## BEGIN

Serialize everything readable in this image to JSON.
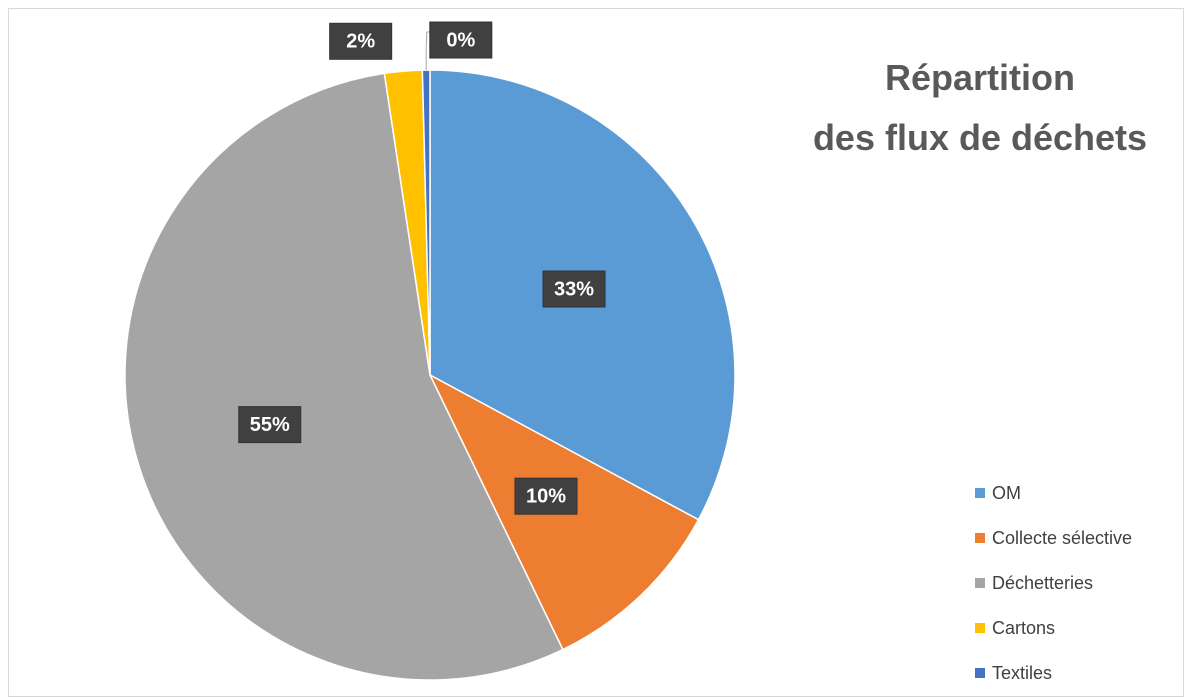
{
  "chart_data": {
    "type": "pie",
    "title": "Répartition\ndes flux de déchets",
    "categories": [
      "OM",
      "Collecte sélective",
      "Déchetteries",
      "Cartons",
      "Textiles"
    ],
    "values": [
      33,
      10,
      55,
      2,
      0.4
    ],
    "value_labels": [
      "33%",
      "10%",
      "55%",
      "2%",
      "0%"
    ],
    "colors": [
      "#5b9bd5",
      "#ed7d31",
      "#a5a5a5",
      "#ffc000",
      "#4472c4"
    ],
    "legend": "right"
  }
}
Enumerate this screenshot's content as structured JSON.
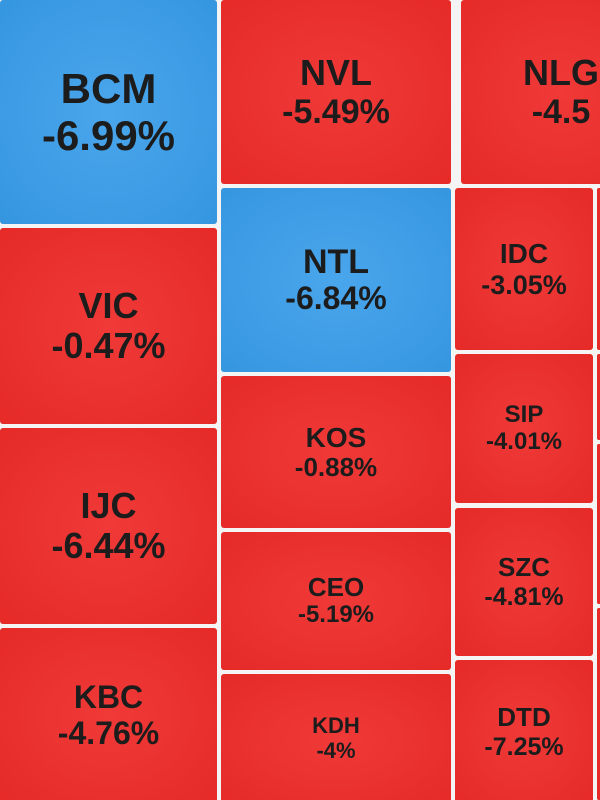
{
  "tiles": [
    {
      "ticker": "BCM",
      "change": "-6.99%",
      "color": "blue"
    },
    {
      "ticker": "VIC",
      "change": "-0.47%",
      "color": "red"
    },
    {
      "ticker": "IJC",
      "change": "-6.44%",
      "color": "red"
    },
    {
      "ticker": "KBC",
      "change": "-4.76%",
      "color": "red"
    },
    {
      "ticker": "NVL",
      "change": "-5.49%",
      "color": "red"
    },
    {
      "ticker": "NTL",
      "change": "-6.84%",
      "color": "blue"
    },
    {
      "ticker": "KOS",
      "change": "-0.88%",
      "color": "red"
    },
    {
      "ticker": "CEO",
      "change": "-5.19%",
      "color": "red"
    },
    {
      "ticker": "KDH",
      "change": "-4%",
      "color": "red"
    },
    {
      "ticker": "NLG",
      "change": "-4.5",
      "color": "red"
    },
    {
      "ticker": "IDC",
      "change": "-3.05%",
      "color": "red"
    },
    {
      "ticker": "SIP",
      "change": "-4.01%",
      "color": "red"
    },
    {
      "ticker": "SZC",
      "change": "-4.81%",
      "color": "red"
    },
    {
      "ticker": "DTD",
      "change": "-7.25%",
      "color": "red"
    }
  ]
}
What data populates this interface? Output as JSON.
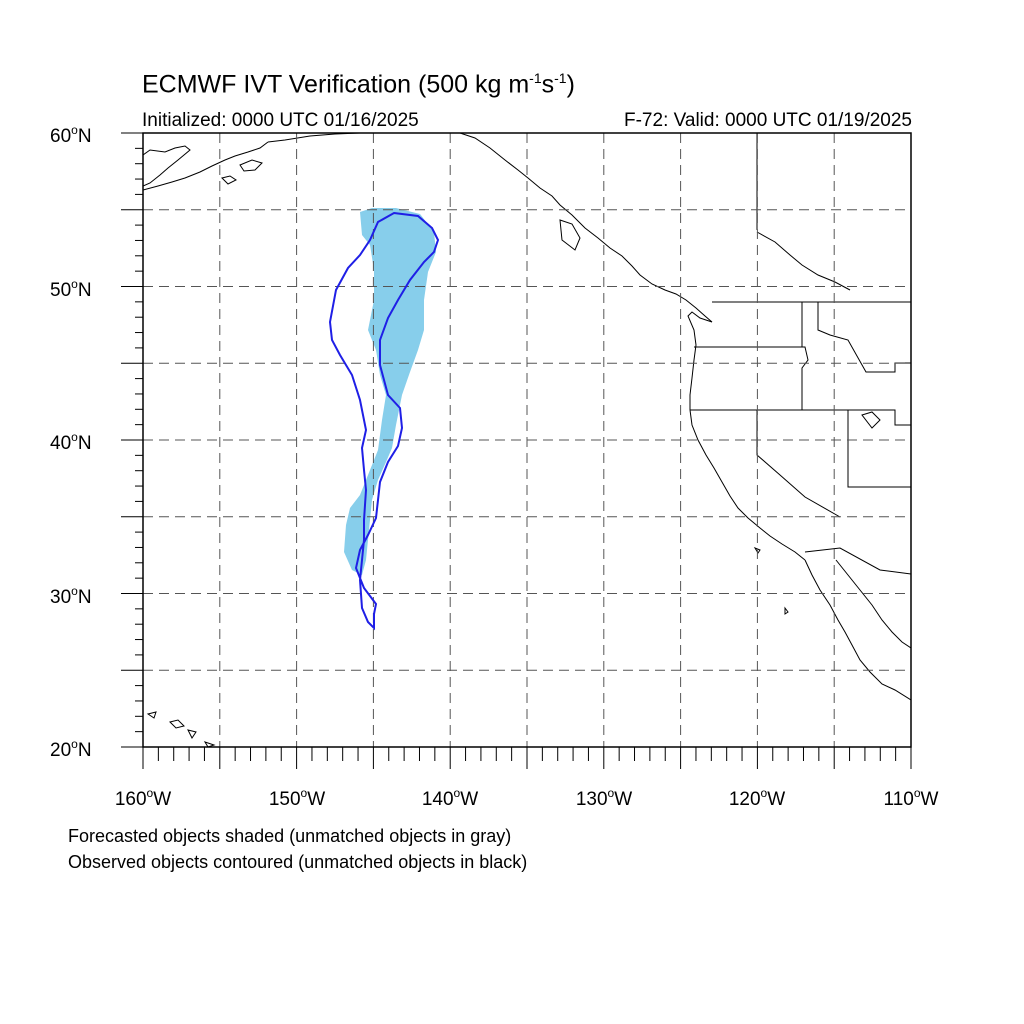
{
  "title": {
    "main": "ECMWF IVT Verification (500 kg m",
    "sup1": "-1",
    "mid": "s",
    "sup2": "-1",
    "end": ")"
  },
  "subtitle": {
    "initialized": "Initialized: 0000 UTC 01/16/2025",
    "valid": "F-72: Valid: 0000 UTC 01/19/2025"
  },
  "map": {
    "lat_labels": [
      {
        "deg": "60",
        "hemi": "N"
      },
      {
        "deg": "50",
        "hemi": "N"
      },
      {
        "deg": "40",
        "hemi": "N"
      },
      {
        "deg": "30",
        "hemi": "N"
      },
      {
        "deg": "20",
        "hemi": "N"
      }
    ],
    "lon_labels": [
      {
        "deg": "160",
        "hemi": "W"
      },
      {
        "deg": "150",
        "hemi": "W"
      },
      {
        "deg": "140",
        "hemi": "W"
      },
      {
        "deg": "130",
        "hemi": "W"
      },
      {
        "deg": "120",
        "hemi": "W"
      },
      {
        "deg": "110",
        "hemi": "W"
      }
    ],
    "extent": {
      "lon_min": -160,
      "lon_max": -110,
      "lat_min": 20,
      "lat_max": 60
    },
    "forecast_fill_color": "#87ceeb",
    "observed_contour_color": "#1f1fe6",
    "grid_style": "dashed"
  },
  "notes": {
    "forecast": "Forecasted objects shaded (unmatched objects in gray)",
    "observed": "Observed objects contoured (unmatched objects in black)"
  }
}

## END

Some lines of the records may hold the word "JSON". How many do? Answer with a number and nothing else.

3